• GIVEN EXERCISE:
How many of the lines here include "stativ"? Answer with a single number.

• SUPPLIED DATA:
>> Start

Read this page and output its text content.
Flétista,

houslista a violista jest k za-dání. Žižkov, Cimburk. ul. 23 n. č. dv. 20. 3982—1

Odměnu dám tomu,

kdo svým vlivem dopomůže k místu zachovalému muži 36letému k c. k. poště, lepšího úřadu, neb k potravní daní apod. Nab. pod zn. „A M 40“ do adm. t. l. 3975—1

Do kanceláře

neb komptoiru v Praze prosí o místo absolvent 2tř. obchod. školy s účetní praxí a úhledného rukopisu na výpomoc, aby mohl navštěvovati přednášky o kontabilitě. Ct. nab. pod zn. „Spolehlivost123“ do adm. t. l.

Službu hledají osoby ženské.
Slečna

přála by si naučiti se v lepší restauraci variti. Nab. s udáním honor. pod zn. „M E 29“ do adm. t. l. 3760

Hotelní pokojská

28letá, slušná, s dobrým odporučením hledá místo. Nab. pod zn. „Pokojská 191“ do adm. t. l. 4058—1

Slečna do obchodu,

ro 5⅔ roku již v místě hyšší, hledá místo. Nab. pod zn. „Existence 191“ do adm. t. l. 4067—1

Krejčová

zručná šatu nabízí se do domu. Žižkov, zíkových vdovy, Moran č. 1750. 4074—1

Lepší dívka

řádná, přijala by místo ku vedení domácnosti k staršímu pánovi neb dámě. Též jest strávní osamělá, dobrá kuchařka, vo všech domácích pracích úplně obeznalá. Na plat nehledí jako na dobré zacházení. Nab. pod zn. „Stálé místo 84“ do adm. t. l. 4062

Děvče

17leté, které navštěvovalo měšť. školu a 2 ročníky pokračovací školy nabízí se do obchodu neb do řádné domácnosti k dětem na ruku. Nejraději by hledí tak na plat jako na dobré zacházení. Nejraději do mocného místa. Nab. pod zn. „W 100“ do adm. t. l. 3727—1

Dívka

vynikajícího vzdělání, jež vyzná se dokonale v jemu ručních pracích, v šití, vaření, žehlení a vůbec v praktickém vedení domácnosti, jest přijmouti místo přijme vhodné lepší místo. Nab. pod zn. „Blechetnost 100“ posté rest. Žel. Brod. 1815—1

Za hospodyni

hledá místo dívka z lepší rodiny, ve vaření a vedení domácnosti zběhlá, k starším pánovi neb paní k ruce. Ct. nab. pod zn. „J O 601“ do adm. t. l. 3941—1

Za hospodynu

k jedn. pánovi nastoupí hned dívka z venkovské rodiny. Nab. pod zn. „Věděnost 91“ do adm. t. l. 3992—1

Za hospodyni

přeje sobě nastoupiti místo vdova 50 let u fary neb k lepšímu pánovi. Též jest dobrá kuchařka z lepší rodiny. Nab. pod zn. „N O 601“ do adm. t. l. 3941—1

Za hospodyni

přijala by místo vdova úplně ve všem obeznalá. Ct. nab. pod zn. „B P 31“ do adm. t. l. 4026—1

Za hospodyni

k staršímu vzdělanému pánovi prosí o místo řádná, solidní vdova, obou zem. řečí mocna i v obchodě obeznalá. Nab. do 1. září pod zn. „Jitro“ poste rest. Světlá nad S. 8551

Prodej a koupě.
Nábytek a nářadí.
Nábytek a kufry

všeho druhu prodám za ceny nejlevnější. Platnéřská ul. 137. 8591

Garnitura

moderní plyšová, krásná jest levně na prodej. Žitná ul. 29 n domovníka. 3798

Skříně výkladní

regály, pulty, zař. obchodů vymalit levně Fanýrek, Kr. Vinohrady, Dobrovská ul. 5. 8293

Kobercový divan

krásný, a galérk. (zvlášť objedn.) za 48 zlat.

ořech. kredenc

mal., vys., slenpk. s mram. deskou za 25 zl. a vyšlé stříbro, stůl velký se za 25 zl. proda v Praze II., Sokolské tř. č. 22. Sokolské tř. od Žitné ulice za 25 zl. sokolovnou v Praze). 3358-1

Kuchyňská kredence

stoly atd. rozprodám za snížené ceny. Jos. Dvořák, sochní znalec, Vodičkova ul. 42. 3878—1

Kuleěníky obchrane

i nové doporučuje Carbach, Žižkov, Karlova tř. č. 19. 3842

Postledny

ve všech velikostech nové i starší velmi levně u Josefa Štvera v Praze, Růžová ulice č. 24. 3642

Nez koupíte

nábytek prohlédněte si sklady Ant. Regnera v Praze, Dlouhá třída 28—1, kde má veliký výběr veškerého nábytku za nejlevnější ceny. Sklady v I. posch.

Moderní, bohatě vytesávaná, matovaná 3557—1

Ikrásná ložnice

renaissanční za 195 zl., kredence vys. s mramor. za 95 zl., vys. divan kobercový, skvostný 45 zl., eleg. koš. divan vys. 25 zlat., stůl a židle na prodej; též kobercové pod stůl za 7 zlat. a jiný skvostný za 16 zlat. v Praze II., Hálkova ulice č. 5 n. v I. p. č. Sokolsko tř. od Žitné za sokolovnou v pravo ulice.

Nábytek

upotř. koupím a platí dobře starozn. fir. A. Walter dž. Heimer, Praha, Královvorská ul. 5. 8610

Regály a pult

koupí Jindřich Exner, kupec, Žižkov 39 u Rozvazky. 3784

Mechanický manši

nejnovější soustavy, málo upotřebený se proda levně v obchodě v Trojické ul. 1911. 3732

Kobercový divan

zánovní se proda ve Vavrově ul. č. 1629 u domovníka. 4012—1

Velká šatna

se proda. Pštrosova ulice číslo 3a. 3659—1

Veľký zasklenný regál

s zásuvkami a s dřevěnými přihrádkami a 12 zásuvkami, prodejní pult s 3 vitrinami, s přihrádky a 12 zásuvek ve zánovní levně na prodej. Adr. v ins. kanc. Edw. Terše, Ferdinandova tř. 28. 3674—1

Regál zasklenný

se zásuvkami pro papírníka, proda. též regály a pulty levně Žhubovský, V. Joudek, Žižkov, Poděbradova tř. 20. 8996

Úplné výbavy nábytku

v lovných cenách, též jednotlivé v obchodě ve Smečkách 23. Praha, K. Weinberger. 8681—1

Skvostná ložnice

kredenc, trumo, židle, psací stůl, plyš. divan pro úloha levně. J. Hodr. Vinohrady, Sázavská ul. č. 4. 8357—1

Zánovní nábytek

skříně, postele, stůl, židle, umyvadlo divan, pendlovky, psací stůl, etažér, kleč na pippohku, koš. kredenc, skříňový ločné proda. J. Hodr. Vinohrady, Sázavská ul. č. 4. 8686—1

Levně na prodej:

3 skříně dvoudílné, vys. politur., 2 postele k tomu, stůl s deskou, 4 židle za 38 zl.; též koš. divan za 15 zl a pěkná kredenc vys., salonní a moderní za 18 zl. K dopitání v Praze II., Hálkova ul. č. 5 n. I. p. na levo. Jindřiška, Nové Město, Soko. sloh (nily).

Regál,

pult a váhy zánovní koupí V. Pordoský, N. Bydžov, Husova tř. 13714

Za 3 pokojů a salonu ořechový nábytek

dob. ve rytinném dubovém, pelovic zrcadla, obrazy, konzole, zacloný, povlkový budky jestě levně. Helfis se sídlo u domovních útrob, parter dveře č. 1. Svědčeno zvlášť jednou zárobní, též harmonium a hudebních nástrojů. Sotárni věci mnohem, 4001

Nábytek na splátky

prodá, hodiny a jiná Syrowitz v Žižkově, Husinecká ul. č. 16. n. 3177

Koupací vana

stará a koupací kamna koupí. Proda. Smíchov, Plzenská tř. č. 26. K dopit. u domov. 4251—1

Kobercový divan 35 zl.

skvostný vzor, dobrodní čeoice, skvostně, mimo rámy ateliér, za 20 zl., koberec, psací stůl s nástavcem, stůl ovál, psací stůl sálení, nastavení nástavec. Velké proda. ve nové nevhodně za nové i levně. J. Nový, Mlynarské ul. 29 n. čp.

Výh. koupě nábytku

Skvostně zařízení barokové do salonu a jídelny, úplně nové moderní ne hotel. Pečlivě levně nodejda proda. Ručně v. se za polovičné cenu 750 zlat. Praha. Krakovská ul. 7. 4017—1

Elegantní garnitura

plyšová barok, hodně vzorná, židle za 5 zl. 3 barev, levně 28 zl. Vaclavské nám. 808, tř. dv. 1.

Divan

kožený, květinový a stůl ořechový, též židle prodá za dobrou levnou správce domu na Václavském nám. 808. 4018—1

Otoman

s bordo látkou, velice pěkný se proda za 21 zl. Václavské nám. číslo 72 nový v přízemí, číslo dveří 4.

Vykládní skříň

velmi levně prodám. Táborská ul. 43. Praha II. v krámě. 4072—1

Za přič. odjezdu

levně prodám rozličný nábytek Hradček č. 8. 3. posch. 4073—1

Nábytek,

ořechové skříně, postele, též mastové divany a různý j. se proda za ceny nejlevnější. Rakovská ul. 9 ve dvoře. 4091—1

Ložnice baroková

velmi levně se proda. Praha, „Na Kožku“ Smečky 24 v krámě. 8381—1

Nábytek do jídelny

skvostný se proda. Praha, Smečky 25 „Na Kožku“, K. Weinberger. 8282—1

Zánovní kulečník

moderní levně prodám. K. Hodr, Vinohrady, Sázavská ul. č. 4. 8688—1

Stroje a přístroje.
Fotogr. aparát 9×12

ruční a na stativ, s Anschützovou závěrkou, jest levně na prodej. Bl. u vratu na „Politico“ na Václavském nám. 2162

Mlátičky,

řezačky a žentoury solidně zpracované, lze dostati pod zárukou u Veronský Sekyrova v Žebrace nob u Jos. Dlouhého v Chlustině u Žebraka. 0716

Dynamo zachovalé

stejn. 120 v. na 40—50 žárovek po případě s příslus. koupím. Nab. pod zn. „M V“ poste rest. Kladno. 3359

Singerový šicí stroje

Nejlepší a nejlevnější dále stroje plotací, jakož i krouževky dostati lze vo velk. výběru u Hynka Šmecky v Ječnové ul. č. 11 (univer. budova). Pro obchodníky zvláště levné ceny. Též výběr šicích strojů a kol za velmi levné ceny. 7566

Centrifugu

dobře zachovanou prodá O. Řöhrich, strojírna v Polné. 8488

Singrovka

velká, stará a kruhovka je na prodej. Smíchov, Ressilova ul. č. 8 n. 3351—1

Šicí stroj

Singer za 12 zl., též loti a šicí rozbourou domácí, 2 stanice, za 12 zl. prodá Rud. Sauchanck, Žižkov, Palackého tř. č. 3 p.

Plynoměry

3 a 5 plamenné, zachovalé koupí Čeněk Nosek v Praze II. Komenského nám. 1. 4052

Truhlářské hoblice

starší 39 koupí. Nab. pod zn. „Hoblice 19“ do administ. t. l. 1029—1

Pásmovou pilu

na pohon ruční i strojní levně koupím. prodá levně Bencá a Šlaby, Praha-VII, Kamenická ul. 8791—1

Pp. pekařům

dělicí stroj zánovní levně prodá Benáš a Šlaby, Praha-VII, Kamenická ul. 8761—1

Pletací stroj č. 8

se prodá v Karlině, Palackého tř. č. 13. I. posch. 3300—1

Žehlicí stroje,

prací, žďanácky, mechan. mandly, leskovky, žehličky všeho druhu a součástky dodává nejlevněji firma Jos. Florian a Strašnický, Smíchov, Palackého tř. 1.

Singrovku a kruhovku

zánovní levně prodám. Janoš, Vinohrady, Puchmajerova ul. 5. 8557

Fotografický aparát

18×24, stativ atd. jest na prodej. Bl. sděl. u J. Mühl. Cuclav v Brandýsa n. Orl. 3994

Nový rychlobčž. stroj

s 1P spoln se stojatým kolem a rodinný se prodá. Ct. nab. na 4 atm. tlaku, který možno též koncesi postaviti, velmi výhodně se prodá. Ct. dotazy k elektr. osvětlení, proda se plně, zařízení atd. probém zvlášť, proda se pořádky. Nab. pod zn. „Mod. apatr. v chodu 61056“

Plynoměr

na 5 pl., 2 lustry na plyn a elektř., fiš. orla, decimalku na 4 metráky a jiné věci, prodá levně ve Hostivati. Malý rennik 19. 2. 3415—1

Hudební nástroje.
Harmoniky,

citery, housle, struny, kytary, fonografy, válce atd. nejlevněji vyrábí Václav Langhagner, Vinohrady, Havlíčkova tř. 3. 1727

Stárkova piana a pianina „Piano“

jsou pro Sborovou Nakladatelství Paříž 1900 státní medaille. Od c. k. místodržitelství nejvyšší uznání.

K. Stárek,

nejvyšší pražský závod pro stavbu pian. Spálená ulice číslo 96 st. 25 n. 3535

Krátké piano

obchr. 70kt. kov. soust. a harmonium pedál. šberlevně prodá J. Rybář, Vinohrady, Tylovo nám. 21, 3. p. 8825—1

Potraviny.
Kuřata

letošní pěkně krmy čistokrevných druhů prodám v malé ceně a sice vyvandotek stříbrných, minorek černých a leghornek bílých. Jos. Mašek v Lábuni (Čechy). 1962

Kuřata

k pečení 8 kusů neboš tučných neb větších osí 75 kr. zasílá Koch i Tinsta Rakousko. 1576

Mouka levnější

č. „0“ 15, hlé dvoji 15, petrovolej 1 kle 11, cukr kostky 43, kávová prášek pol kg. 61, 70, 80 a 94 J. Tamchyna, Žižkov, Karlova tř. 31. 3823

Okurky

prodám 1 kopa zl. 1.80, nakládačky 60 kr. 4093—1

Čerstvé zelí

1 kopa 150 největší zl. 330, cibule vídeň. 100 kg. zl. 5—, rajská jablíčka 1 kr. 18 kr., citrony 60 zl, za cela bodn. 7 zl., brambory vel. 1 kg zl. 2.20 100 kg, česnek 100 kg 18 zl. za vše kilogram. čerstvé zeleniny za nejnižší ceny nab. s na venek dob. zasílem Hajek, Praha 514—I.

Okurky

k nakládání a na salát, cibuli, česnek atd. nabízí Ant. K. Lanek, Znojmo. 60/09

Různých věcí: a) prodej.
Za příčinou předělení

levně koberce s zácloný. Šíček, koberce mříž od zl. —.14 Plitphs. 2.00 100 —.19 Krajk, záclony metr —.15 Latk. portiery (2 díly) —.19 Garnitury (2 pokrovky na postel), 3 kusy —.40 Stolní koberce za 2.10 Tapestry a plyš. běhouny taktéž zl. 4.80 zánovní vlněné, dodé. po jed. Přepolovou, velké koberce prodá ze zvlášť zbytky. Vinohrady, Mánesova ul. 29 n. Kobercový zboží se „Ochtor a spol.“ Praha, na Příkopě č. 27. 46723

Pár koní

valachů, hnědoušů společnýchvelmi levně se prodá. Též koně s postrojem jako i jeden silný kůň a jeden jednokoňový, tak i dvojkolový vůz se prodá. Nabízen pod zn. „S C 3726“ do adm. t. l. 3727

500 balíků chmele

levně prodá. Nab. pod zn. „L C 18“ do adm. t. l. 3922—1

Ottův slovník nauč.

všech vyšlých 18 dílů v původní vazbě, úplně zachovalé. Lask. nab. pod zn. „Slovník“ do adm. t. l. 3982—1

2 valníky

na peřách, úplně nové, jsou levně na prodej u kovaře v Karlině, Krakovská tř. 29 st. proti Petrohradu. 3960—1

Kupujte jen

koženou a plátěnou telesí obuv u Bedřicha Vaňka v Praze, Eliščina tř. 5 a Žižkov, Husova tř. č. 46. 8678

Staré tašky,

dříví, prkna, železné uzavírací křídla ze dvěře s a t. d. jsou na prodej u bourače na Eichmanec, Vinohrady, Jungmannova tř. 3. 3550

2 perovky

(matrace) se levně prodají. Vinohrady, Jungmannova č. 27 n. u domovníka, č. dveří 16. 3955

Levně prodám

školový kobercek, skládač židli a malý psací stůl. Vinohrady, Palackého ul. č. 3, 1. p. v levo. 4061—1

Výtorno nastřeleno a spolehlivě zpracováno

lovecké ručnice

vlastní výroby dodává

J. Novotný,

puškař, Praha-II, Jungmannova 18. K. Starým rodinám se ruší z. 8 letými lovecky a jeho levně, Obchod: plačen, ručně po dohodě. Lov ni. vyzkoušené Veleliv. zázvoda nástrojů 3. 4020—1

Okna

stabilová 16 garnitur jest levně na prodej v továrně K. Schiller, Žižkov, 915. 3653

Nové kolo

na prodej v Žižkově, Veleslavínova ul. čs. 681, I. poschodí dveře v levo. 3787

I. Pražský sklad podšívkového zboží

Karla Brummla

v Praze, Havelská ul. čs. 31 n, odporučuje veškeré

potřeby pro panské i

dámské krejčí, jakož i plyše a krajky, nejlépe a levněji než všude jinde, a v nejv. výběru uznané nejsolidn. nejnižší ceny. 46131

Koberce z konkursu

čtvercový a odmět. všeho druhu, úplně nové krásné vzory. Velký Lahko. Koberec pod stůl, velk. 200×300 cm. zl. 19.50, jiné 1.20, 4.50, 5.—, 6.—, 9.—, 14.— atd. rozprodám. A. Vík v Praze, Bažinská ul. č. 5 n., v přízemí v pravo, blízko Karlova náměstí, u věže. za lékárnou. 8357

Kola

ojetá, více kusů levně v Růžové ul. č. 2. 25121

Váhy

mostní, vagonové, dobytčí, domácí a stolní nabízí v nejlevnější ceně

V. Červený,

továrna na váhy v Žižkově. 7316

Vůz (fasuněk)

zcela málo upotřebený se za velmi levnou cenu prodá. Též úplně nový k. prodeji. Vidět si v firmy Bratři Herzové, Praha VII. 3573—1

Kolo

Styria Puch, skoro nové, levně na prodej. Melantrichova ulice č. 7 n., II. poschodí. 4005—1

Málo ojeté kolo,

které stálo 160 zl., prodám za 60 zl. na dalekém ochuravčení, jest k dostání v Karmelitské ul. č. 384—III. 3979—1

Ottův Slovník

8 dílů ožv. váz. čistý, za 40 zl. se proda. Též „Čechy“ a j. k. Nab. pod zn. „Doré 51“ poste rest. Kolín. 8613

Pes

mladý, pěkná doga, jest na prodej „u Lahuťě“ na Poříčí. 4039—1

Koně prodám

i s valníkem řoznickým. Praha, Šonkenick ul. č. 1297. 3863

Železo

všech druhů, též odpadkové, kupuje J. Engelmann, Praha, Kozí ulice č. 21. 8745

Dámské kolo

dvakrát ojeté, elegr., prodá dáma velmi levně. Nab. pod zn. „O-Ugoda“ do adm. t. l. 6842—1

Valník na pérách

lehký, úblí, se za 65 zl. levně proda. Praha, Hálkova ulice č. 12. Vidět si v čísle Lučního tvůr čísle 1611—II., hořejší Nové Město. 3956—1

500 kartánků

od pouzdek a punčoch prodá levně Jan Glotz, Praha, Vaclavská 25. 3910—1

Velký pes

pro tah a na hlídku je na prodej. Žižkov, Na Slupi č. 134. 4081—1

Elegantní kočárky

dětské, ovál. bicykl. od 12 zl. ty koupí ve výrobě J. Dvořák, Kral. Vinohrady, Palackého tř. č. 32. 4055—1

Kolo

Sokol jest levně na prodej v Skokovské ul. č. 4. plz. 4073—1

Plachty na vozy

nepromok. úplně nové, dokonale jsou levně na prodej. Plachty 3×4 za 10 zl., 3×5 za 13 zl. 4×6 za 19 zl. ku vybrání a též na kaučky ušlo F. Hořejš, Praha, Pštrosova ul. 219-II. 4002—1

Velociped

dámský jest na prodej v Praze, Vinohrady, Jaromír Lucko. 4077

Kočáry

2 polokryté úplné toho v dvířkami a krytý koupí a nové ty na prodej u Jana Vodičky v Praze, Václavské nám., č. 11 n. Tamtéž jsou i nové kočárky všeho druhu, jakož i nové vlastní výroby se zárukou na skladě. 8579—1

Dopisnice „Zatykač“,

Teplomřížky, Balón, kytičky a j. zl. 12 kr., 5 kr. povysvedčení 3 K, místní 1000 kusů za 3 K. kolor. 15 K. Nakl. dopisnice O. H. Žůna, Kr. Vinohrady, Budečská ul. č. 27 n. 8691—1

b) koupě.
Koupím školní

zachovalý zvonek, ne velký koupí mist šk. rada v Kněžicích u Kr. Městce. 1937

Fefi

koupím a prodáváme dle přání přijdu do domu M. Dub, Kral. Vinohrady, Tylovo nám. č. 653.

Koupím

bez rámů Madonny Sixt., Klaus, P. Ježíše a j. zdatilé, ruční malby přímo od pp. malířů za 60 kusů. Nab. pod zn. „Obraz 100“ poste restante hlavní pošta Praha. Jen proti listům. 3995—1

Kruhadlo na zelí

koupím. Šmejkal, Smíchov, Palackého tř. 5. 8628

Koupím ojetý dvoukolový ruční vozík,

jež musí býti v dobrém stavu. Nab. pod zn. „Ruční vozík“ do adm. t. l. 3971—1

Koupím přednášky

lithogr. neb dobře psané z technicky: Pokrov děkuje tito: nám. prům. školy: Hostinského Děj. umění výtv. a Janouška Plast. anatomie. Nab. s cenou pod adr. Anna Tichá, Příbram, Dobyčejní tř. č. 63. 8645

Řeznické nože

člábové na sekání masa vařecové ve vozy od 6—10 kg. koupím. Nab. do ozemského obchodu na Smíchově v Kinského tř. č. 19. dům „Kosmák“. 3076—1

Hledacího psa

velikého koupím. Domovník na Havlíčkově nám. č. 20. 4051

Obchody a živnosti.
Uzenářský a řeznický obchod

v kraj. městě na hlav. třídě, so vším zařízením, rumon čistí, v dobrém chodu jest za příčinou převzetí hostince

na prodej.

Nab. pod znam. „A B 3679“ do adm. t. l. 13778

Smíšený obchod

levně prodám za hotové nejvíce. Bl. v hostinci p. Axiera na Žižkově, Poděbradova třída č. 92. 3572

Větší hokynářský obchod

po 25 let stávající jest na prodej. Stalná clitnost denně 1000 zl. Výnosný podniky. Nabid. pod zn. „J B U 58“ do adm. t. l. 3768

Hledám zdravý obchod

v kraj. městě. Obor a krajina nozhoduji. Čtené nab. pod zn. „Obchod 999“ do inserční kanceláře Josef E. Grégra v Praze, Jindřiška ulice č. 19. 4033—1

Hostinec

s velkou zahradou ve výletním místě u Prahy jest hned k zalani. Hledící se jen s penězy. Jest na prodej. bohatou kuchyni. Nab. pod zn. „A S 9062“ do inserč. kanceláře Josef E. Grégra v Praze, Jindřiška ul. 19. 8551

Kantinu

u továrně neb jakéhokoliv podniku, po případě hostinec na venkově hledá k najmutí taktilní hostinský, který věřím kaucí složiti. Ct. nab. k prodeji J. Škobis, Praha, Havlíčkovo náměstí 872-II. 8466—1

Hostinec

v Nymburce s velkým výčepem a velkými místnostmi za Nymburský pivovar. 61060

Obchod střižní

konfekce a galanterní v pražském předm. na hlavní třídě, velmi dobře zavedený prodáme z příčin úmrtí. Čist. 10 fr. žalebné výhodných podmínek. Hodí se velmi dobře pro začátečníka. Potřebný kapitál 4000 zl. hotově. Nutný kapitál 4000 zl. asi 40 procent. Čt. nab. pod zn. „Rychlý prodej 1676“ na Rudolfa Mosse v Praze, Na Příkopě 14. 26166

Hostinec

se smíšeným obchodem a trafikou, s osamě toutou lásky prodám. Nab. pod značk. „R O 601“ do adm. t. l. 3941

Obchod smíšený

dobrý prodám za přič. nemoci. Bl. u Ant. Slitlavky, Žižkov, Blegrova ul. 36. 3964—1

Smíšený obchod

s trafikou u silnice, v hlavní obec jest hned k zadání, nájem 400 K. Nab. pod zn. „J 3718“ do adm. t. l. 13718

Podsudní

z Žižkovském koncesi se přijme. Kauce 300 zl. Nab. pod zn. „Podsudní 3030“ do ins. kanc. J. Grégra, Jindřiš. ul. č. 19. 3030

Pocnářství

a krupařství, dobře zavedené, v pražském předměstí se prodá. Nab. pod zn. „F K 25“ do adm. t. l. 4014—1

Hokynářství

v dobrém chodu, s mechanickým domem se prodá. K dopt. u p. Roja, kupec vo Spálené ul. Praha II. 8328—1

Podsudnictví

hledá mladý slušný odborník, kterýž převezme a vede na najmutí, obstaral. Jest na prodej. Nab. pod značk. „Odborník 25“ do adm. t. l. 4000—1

>> End

• RESPONSE TO THIS EXERCISE:
2